-- start --

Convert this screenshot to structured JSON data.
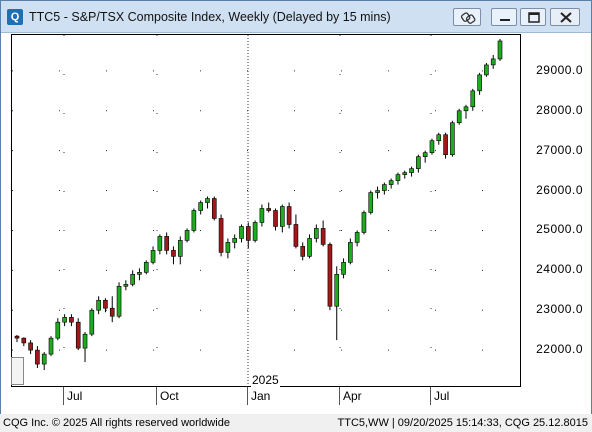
{
  "window": {
    "title": "TTC5 - S&P/TSX Composite Index, Weekly (Delayed by 15 mins)",
    "app_icon_text": "Q"
  },
  "chart_data": {
    "type": "candlestick",
    "x_labels": [
      "Jul",
      "Oct",
      "Jan",
      "Apr",
      "Jul"
    ],
    "year_label": "2025",
    "yticks": [
      "22000.0",
      "23000.0",
      "24000.0",
      "25000.0",
      "26000.0",
      "27000.0",
      "28000.0",
      "29000.0"
    ],
    "ylim": [
      21100,
      29900
    ],
    "grid": true,
    "up_color": "#1faa1f",
    "down_color": "#a01818",
    "candles": [
      [
        22350,
        22380,
        22200,
        22300
      ],
      [
        22300,
        22320,
        22100,
        22180
      ],
      [
        22180,
        22250,
        21900,
        22000
      ],
      [
        22000,
        22100,
        21550,
        21650
      ],
      [
        21650,
        21950,
        21500,
        21900
      ],
      [
        21900,
        22350,
        21850,
        22300
      ],
      [
        22300,
        22800,
        22250,
        22700
      ],
      [
        22700,
        22900,
        22600,
        22820
      ],
      [
        22820,
        22900,
        22600,
        22700
      ],
      [
        22700,
        22800,
        22000,
        22050
      ],
      [
        22050,
        22450,
        21700,
        22400
      ],
      [
        22400,
        23050,
        22350,
        23000
      ],
      [
        23000,
        23350,
        22900,
        23250
      ],
      [
        23250,
        23300,
        22950,
        23050
      ],
      [
        23050,
        23350,
        22700,
        22850
      ],
      [
        22850,
        23700,
        22800,
        23600
      ],
      [
        23600,
        23750,
        23500,
        23650
      ],
      [
        23650,
        24000,
        23600,
        23900
      ],
      [
        23900,
        24050,
        23750,
        23950
      ],
      [
        23950,
        24250,
        23900,
        24200
      ],
      [
        24200,
        24600,
        24150,
        24500
      ],
      [
        24500,
        24900,
        24400,
        24850
      ],
      [
        24850,
        24950,
        24400,
        24500
      ],
      [
        24500,
        24600,
        24150,
        24350
      ],
      [
        24350,
        24850,
        24150,
        24750
      ],
      [
        24750,
        25050,
        24700,
        25000
      ],
      [
        25000,
        25550,
        24950,
        25500
      ],
      [
        25500,
        25750,
        25400,
        25700
      ],
      [
        25700,
        25850,
        25550,
        25800
      ],
      [
        25800,
        25850,
        25250,
        25300
      ],
      [
        25300,
        25400,
        24350,
        24450
      ],
      [
        24450,
        24800,
        24300,
        24700
      ],
      [
        24700,
        24900,
        24550,
        24800
      ],
      [
        24800,
        25150,
        24700,
        25100
      ],
      [
        25100,
        25200,
        24550,
        24750
      ],
      [
        24750,
        25250,
        24700,
        25200
      ],
      [
        25200,
        25650,
        25100,
        25550
      ],
      [
        25550,
        25700,
        25450,
        25500
      ],
      [
        25500,
        25550,
        25000,
        25100
      ],
      [
        25100,
        25650,
        24950,
        25600
      ],
      [
        25600,
        25700,
        25050,
        25150
      ],
      [
        25150,
        25400,
        24550,
        24600
      ],
      [
        24600,
        24700,
        24250,
        24350
      ],
      [
        24350,
        24900,
        24300,
        24800
      ],
      [
        24800,
        25150,
        24700,
        25050
      ],
      [
        25050,
        25250,
        24600,
        24650
      ],
      [
        24650,
        24700,
        23000,
        23100
      ],
      [
        23100,
        24100,
        22250,
        23900
      ],
      [
        23900,
        24300,
        23800,
        24200
      ],
      [
        24200,
        24800,
        24150,
        24700
      ],
      [
        24700,
        25000,
        24600,
        24950
      ],
      [
        24950,
        25500,
        24900,
        25450
      ],
      [
        25450,
        26000,
        25400,
        25950
      ],
      [
        25950,
        26100,
        25800,
        26000
      ],
      [
        26000,
        26200,
        25900,
        26150
      ],
      [
        26150,
        26300,
        26050,
        26250
      ],
      [
        26250,
        26450,
        26150,
        26400
      ],
      [
        26400,
        26500,
        26300,
        26450
      ],
      [
        26450,
        26600,
        26350,
        26550
      ],
      [
        26550,
        26900,
        26450,
        26850
      ],
      [
        26850,
        27000,
        26700,
        26950
      ],
      [
        26950,
        27300,
        26900,
        27250
      ],
      [
        27250,
        27450,
        27150,
        27400
      ],
      [
        27400,
        27450,
        26800,
        26900
      ],
      [
        26900,
        27750,
        26850,
        27700
      ],
      [
        27700,
        28050,
        27650,
        28000
      ],
      [
        28000,
        28150,
        27800,
        28100
      ],
      [
        28100,
        28550,
        28000,
        28500
      ],
      [
        28500,
        28950,
        28400,
        28900
      ],
      [
        28900,
        29200,
        28850,
        29150
      ],
      [
        29150,
        29400,
        29050,
        29300
      ],
      [
        29300,
        29800,
        29250,
        29750
      ]
    ]
  },
  "statusbar": {
    "left": "CQG Inc. © 2025 All rights reserved worldwide",
    "right": "TTC5,WW | 09/20/2025 15:14:33, CQG 25.12.8015"
  }
}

-- end --

WHAT THE TASK ASKS: Transcribe the records word for word and include no pictures.

SOLUTION:
Convert this screenshot to structured JSON data.
{
  "window": {
    "title": "TTC5 - S&P/TSX Composite Index, Weekly (Delayed by 15 mins)",
    "app_icon_text": "Q"
  },
  "chart_data": {
    "type": "candlestick",
    "x_labels": [
      "Jul",
      "Oct",
      "Jan",
      "Apr",
      "Jul"
    ],
    "year_label": "2025",
    "yticks": [
      "22000.0",
      "23000.0",
      "24000.0",
      "25000.0",
      "26000.0",
      "27000.0",
      "28000.0",
      "29000.0"
    ],
    "ylim": [
      21100,
      29900
    ],
    "grid": true,
    "up_color": "#1faa1f",
    "down_color": "#a01818",
    "candles": [
      [
        22350,
        22380,
        22200,
        22300
      ],
      [
        22300,
        22320,
        22100,
        22180
      ],
      [
        22180,
        22250,
        21900,
        22000
      ],
      [
        22000,
        22100,
        21550,
        21650
      ],
      [
        21650,
        21950,
        21500,
        21900
      ],
      [
        21900,
        22350,
        21850,
        22300
      ],
      [
        22300,
        22800,
        22250,
        22700
      ],
      [
        22700,
        22900,
        22600,
        22820
      ],
      [
        22820,
        22900,
        22600,
        22700
      ],
      [
        22700,
        22800,
        22000,
        22050
      ],
      [
        22050,
        22450,
        21700,
        22400
      ],
      [
        22400,
        23050,
        22350,
        23000
      ],
      [
        23000,
        23350,
        22900,
        23250
      ],
      [
        23250,
        23300,
        22950,
        23050
      ],
      [
        23050,
        23350,
        22700,
        22850
      ],
      [
        22850,
        23700,
        22800,
        23600
      ],
      [
        23600,
        23750,
        23500,
        23650
      ],
      [
        23650,
        24000,
        23600,
        23900
      ],
      [
        23900,
        24050,
        23750,
        23950
      ],
      [
        23950,
        24250,
        23900,
        24200
      ],
      [
        24200,
        24600,
        24150,
        24500
      ],
      [
        24500,
        24900,
        24400,
        24850
      ],
      [
        24850,
        24950,
        24400,
        24500
      ],
      [
        24500,
        24600,
        24150,
        24350
      ],
      [
        24350,
        24850,
        24150,
        24750
      ],
      [
        24750,
        25050,
        24700,
        25000
      ],
      [
        25000,
        25550,
        24950,
        25500
      ],
      [
        25500,
        25750,
        25400,
        25700
      ],
      [
        25700,
        25850,
        25550,
        25800
      ],
      [
        25800,
        25850,
        25250,
        25300
      ],
      [
        25300,
        25400,
        24350,
        24450
      ],
      [
        24450,
        24800,
        24300,
        24700
      ],
      [
        24700,
        24900,
        24550,
        24800
      ],
      [
        24800,
        25150,
        24700,
        25100
      ],
      [
        25100,
        25200,
        24550,
        24750
      ],
      [
        24750,
        25250,
        24700,
        25200
      ],
      [
        25200,
        25650,
        25100,
        25550
      ],
      [
        25550,
        25700,
        25450,
        25500
      ],
      [
        25500,
        25550,
        25000,
        25100
      ],
      [
        25100,
        25650,
        24950,
        25600
      ],
      [
        25600,
        25700,
        25050,
        25150
      ],
      [
        25150,
        25400,
        24550,
        24600
      ],
      [
        24600,
        24700,
        24250,
        24350
      ],
      [
        24350,
        24900,
        24300,
        24800
      ],
      [
        24800,
        25150,
        24700,
        25050
      ],
      [
        25050,
        25250,
        24600,
        24650
      ],
      [
        24650,
        24700,
        23000,
        23100
      ],
      [
        23100,
        24100,
        22250,
        23900
      ],
      [
        23900,
        24300,
        23800,
        24200
      ],
      [
        24200,
        24800,
        24150,
        24700
      ],
      [
        24700,
        25000,
        24600,
        24950
      ],
      [
        24950,
        25500,
        24900,
        25450
      ],
      [
        25450,
        26000,
        25400,
        25950
      ],
      [
        25950,
        26100,
        25800,
        26000
      ],
      [
        26000,
        26200,
        25900,
        26150
      ],
      [
        26150,
        26300,
        26050,
        26250
      ],
      [
        26250,
        26450,
        26150,
        26400
      ],
      [
        26400,
        26500,
        26300,
        26450
      ],
      [
        26450,
        26600,
        26350,
        26550
      ],
      [
        26550,
        26900,
        26450,
        26850
      ],
      [
        26850,
        27000,
        26700,
        26950
      ],
      [
        26950,
        27300,
        26900,
        27250
      ],
      [
        27250,
        27450,
        27150,
        27400
      ],
      [
        27400,
        27450,
        26800,
        26900
      ],
      [
        26900,
        27750,
        26850,
        27700
      ],
      [
        27700,
        28050,
        27650,
        28000
      ],
      [
        28000,
        28150,
        27800,
        28100
      ],
      [
        28100,
        28550,
        28000,
        28500
      ],
      [
        28500,
        28950,
        28400,
        28900
      ],
      [
        28900,
        29200,
        28850,
        29150
      ],
      [
        29150,
        29400,
        29050,
        29300
      ],
      [
        29300,
        29800,
        29250,
        29750
      ]
    ]
  },
  "statusbar": {
    "left": "CQG Inc. © 2025 All rights reserved worldwide",
    "right": "TTC5,WW | 09/20/2025 15:14:33, CQG 25.12.8015"
  }
}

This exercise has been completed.